Textauszug:
--
Leitsatz

1. Beim Tausch von Anteilen an Kapitalgesellschaften sind Anteile, die der Tauschpartner im Gegenzug hingibt, nach dem gemeinen Wert (§ 9 BewG) zu bemessen.

2. Eine Veräußerungsbeschränkung ist bei der Bewertung zu berücksichtigen, wenn sie im Wirtschaftsgut selbst gründet und für alle Verfügungsberechtigten gilt.

 

Normenkette

§ 39 AO, § 1, § 9, § 11 BewG, § 17 EStG

 

Sachverhalt

Frau K. veräußerte sämtliche Anteile an einer Call-Center GmbH an die deutsche Tochtergesellschaft einer amerikanischen Mutter und erhielt dafür 180 000 nicht registrierte und deshalb nicht an der Börse notierte Stammaktien der amerikanischen Mutter, deren Anteil im Übrigen an der NASDAQ gelistet waren. Frau K. verpflichtete sich im (nach US-amerikanischem Recht geschlossenen) Vertrag, die im Tauschweg erhaltenen Anteile ein Jahr nicht zu veräußern. Mit dieser Vertragsklausel vollzogen die Vertragsparteien aber nur eine US-amerikanische Norm, die es der amerikanischen Mutter ermöglichte, die Übernahme steuerneutral zu gestalten (vgl. oben unter 5.).
--
Aufgaben:
A - Schreib aus dem Textauszug zum Anteilstausch alles von „Normenkette“ bis hinunter zu „oben unter 5.).“ wortgetreu ab.
B - Wie lange durfte Frau K. laut dem Textauszug zum Anteilstausch die im Tausch erhaltenen Anteile nicht verkaufen?
C - Führ den Textauszug zum Anteilstausch nach seinem letzten Satz weiter.

Entnommenes Material:
--
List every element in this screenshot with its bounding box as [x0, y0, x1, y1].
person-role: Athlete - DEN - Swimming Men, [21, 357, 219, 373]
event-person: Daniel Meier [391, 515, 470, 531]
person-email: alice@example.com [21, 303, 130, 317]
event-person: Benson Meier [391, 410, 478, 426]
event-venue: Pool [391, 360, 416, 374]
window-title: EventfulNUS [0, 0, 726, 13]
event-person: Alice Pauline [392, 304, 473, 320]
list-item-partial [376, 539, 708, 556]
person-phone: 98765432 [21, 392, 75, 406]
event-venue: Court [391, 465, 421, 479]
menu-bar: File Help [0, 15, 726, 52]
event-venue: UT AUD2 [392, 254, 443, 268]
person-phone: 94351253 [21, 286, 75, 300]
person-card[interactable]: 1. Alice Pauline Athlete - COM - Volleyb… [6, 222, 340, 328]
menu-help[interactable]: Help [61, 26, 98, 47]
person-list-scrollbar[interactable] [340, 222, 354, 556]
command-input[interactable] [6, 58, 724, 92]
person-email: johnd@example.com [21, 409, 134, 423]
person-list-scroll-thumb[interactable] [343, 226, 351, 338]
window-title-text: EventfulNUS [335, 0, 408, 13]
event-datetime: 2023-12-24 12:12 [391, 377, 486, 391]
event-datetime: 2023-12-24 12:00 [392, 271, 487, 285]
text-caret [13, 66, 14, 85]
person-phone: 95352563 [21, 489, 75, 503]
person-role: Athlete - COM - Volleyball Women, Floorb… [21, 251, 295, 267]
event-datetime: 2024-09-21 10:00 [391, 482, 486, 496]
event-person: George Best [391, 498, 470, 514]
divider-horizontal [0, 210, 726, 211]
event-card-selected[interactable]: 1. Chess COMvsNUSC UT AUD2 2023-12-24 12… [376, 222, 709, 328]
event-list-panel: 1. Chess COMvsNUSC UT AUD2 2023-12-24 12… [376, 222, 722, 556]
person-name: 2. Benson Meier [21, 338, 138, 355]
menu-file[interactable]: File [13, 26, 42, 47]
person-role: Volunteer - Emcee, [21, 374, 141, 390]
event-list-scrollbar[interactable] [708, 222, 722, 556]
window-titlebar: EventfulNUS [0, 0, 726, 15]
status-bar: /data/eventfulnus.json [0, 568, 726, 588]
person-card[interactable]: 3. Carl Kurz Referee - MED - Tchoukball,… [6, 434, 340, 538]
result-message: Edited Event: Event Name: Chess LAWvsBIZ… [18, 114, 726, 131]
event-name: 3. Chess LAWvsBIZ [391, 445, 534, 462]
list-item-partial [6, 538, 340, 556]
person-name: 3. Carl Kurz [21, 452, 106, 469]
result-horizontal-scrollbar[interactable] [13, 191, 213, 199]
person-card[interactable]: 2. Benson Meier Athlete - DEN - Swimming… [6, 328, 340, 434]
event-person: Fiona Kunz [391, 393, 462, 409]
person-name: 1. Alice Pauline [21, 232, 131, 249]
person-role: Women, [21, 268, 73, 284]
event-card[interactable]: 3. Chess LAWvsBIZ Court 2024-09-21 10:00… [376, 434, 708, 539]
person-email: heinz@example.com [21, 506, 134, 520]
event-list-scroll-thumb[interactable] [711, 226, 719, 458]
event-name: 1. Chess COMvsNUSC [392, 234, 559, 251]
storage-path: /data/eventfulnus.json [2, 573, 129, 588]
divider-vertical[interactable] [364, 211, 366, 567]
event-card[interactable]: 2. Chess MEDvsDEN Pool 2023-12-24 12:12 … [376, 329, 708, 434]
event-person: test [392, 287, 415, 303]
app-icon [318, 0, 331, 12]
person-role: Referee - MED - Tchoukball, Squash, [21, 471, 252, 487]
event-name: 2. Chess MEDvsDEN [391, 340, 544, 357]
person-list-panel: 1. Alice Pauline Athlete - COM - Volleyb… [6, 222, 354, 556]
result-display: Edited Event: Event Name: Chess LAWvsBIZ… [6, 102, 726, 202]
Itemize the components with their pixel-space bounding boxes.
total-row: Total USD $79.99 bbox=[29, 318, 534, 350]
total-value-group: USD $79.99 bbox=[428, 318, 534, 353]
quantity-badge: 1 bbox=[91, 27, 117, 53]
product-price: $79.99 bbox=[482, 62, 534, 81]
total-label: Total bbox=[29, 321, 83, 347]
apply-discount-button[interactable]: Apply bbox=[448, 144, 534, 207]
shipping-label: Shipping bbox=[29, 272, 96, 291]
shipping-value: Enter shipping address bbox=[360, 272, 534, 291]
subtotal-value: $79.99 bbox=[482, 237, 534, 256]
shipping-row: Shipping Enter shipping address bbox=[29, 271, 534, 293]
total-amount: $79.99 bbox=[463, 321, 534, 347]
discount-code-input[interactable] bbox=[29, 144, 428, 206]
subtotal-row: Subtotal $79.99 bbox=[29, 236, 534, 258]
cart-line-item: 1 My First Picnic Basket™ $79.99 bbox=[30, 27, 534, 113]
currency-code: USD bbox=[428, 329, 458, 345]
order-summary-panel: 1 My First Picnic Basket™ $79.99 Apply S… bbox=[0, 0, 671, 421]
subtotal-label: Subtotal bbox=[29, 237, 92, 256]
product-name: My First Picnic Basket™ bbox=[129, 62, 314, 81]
--
Lösungen:
A -
Normenkette

§ 39 AO, § 1, § 9, § 11 BewG, § 17 EStG

 

Sachverhalt

Frau K. veräußerte sämtliche Anteile an einer Call-Center GmbH an die deutsche Tochtergesellschaft einer amerikanischen Mutter und erhielt dafür 180 000 nicht registrierte und deshalb nicht an der Börse notierte Stammaktien der amerikanischen Mutter, deren Anteil im Übrigen an der NASDAQ gelistet waren. Frau K. verpflichtete sich im (nach US-amerikanischem Recht geschlossenen) Vertrag, die im Tauschweg erhaltenen Anteile ein Jahr nicht zu veräußern. Mit dieser Vertragsklausel vollzogen die Vertragsparteien aber nur eine US-amerikanische Norm, die es der amerikanischen Mutter ermöglichte, die Übernahme steuerneutral zu gestalten (vgl. oben unter 5.).

B - Ein Jahr.

C -
FA und FG (FG Baden-Württemberg, Urteil vom 22.03.2006, 12 K 351/04, Haufe-Index 1755028, EFG 2007, 1161) lehnten es ab, die Veräußerungsbeschränkung wertmindernd zu berücksichtigen.

 

Entscheidung

Zu Unrecht, wie sich aus den Praxishinweisen ergibt. Deshalb musste der BFH die Vorentscheidung aufheben. Er konnte aber nicht durchentscheiden. Denn als Revisionsinstanz kann er den Wert nicht selbst ermitteln. Dies kann allein die Tatsacheninstanz. Das FG wird also prüfen müssen, inwieweit ein Wertabschlag in Betracht kommt.

 

Hinweis

1. Eine Veräußerung nach § 17 Abs. 1 EStG verwirklicht sich in dem Zeitpunkt, in dem die Anteile nicht mehr dem Veräußerer, sondern nach § 39 AO dem Erwerber zuzurechnen sind. Veräußerungspreis ist bei einem Tausch der Wert des Wirtschaftsguts, das der Tauschende erhält, beim Tausch von Anteilen an Kapitalgesellschaften also der Wert der Anteile, die der Tauschpartner im Gegenzug hingibt.

2. Nach welchen Wertmaßstäben richtet es sich, wenn der Steuerpflichtige für veräußerte Anteile an einer GmbH nicht an der Börse notierte Stammaktien der US-amerikanischen Muttergesellschaft erhält? Mit dieser Frage musste sich der BFH beschäftigen und hat dabei § 9 Abs. 2 und 3 BewG neu interpretiert.

3. Der Bewertungsmaßstab für einen Anteilstausch richtet sich nach §§ 9 ff. BewG, weil das EStG keine eigenen Vorschriften enthält (§ 1 Abs. 1 BewG). § 8 EStG ist nicht anwendbar, denn bei § 17 Abs. 2 EStG geht es nicht um einen Überschuss der Einnahmen über die Werbungskosten, sondern um Gewinnermittlung.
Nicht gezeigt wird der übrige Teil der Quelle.